THE TASK:
Look for the string "items" in every line, and copy each line that has it.

INPUT DATA:
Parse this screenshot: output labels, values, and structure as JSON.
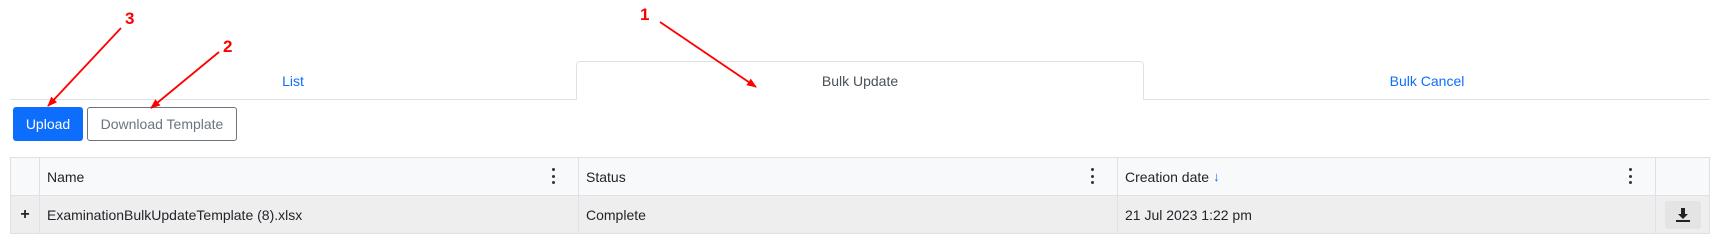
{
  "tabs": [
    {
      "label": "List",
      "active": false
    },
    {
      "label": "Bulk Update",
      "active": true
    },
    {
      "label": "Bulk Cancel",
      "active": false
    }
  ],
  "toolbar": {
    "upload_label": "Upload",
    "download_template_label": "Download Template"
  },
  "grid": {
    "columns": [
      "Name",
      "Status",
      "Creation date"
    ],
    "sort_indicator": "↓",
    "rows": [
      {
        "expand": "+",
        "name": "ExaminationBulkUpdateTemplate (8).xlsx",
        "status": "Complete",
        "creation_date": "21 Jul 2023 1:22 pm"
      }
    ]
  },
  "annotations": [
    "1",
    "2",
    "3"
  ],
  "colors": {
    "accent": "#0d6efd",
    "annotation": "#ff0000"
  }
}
* * *
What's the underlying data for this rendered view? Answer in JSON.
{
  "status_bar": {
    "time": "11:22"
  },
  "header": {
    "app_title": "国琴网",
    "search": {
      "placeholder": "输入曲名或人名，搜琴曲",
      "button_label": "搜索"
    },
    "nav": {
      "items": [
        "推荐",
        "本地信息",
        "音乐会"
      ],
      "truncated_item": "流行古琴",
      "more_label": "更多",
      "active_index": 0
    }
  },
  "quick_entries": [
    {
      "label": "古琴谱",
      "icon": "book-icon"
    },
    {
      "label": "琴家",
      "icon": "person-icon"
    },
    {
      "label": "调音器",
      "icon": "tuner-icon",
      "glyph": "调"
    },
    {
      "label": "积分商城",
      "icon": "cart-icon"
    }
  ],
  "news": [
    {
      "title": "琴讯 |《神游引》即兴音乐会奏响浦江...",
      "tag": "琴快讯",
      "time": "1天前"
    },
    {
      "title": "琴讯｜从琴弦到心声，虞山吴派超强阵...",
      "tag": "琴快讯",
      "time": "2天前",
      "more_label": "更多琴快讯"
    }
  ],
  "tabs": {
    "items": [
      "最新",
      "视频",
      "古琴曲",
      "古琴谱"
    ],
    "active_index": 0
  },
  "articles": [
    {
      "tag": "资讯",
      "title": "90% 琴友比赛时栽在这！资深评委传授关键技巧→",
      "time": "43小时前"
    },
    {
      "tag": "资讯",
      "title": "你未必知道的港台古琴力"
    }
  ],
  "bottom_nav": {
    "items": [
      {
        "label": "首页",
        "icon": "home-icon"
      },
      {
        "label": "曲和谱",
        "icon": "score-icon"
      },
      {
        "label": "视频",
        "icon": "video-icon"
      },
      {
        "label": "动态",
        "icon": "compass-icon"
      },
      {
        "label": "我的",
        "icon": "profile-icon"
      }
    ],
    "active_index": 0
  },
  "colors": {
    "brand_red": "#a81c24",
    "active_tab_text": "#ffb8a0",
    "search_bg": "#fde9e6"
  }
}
...
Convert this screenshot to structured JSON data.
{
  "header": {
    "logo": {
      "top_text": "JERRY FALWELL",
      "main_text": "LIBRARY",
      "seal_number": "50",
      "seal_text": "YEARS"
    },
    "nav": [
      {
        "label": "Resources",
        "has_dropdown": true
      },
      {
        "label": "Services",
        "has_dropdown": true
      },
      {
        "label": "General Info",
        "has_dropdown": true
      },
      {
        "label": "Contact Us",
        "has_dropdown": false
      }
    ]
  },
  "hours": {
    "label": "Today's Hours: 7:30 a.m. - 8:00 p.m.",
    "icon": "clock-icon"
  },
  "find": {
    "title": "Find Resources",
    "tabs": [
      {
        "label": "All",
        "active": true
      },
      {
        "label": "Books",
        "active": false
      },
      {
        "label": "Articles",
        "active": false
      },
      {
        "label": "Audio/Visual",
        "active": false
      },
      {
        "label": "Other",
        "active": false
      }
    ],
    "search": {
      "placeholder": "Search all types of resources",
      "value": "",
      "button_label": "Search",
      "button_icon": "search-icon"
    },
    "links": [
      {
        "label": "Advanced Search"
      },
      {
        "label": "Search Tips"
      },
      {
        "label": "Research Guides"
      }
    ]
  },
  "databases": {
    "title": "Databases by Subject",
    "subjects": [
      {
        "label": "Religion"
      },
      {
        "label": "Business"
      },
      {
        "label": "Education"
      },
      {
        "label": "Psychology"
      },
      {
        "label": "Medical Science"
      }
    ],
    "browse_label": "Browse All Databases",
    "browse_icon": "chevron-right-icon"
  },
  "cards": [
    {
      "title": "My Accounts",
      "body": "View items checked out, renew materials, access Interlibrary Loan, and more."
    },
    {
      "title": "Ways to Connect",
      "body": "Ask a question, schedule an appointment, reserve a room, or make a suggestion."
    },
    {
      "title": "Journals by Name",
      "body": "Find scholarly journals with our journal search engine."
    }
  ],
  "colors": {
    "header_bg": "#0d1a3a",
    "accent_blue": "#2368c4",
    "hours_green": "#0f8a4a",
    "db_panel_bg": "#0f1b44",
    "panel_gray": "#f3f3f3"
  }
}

EXERCISE ANSWER:
      "items": [
    "items": [
    "items": [
      "body": "View items checked out, renew materials, access Interlibrary Loan, and more."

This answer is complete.